- [Exercise aim]: Where a line in the listing contains the string "wireframe", copy that line out.

### Extracted entries

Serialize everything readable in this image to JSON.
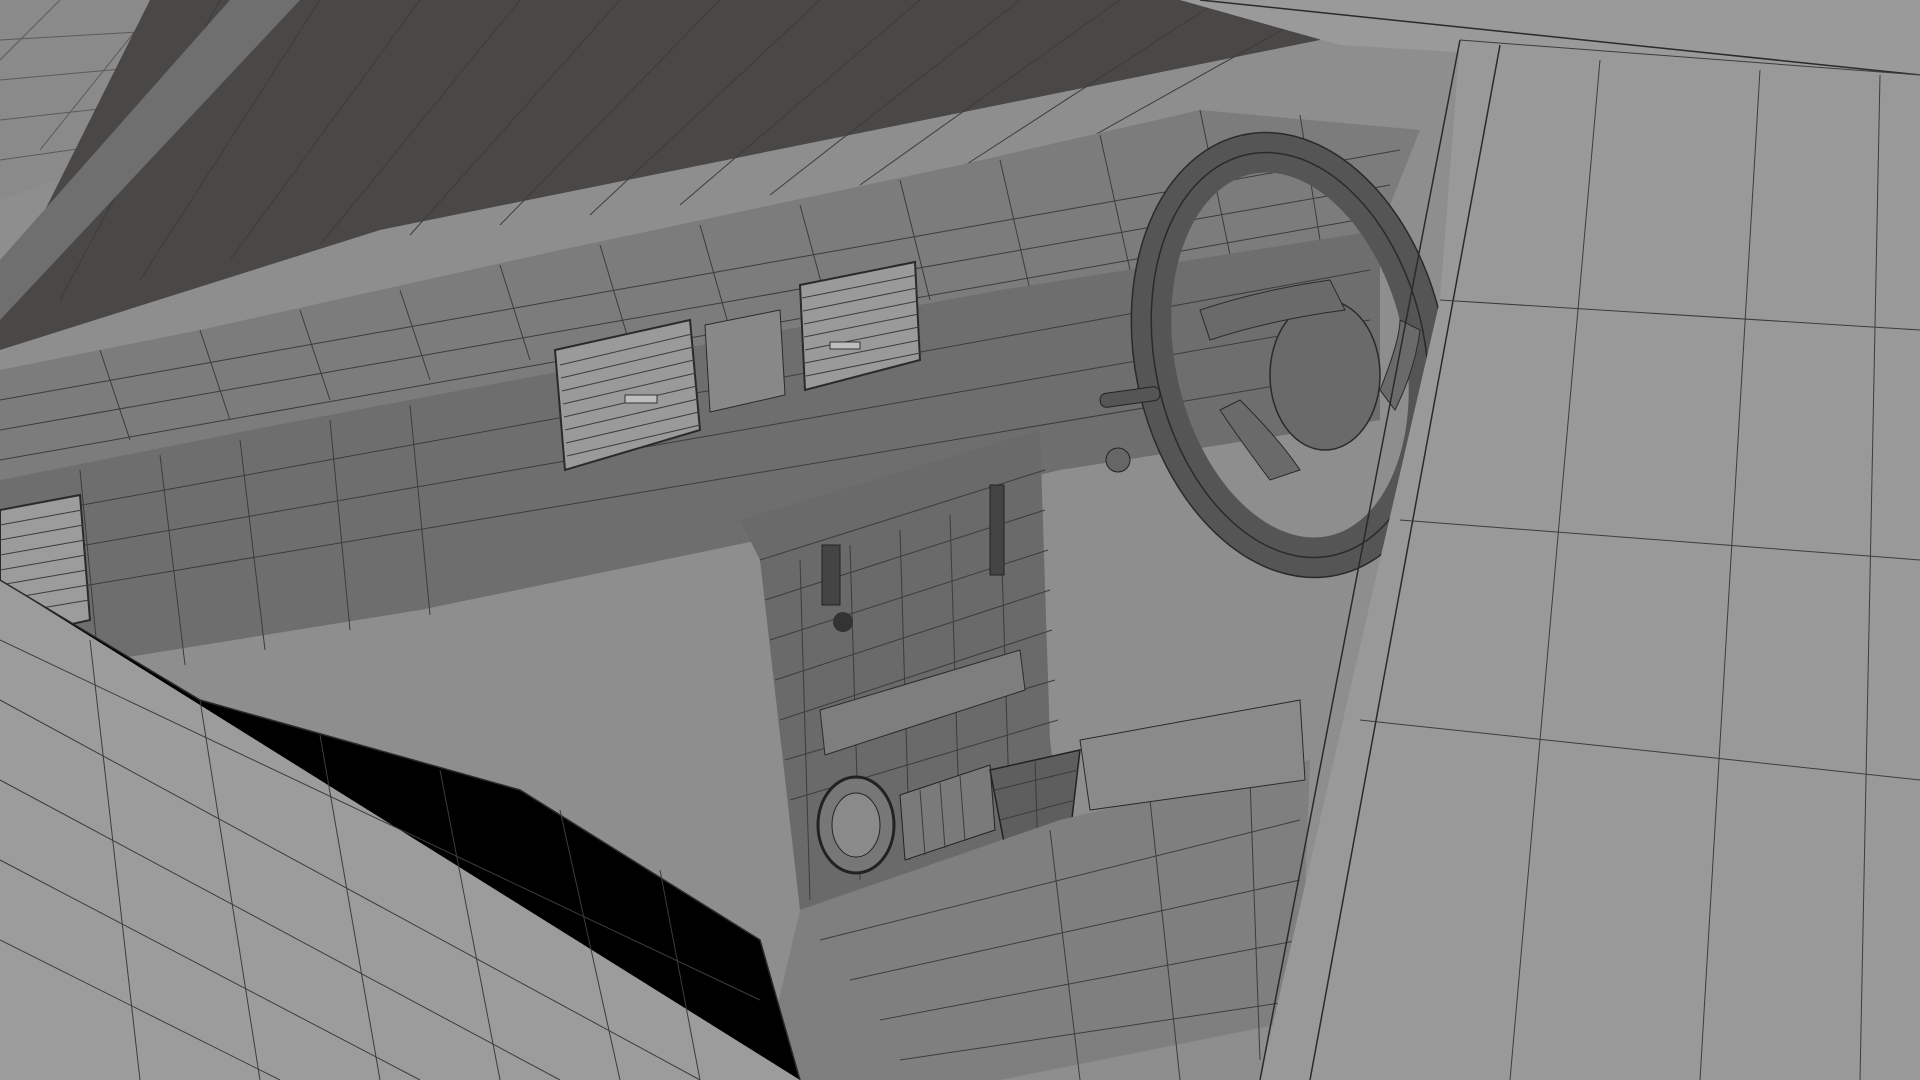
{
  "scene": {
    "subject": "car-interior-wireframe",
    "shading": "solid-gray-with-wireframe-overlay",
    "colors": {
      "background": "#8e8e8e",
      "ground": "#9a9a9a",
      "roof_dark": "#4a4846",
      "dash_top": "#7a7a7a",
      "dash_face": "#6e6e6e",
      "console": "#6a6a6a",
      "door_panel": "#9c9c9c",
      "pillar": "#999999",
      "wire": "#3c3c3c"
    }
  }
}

######

- [Task output]:
    "subject": "car-interior-wireframe",
    "shading": "solid-gray-with-wireframe-overlay",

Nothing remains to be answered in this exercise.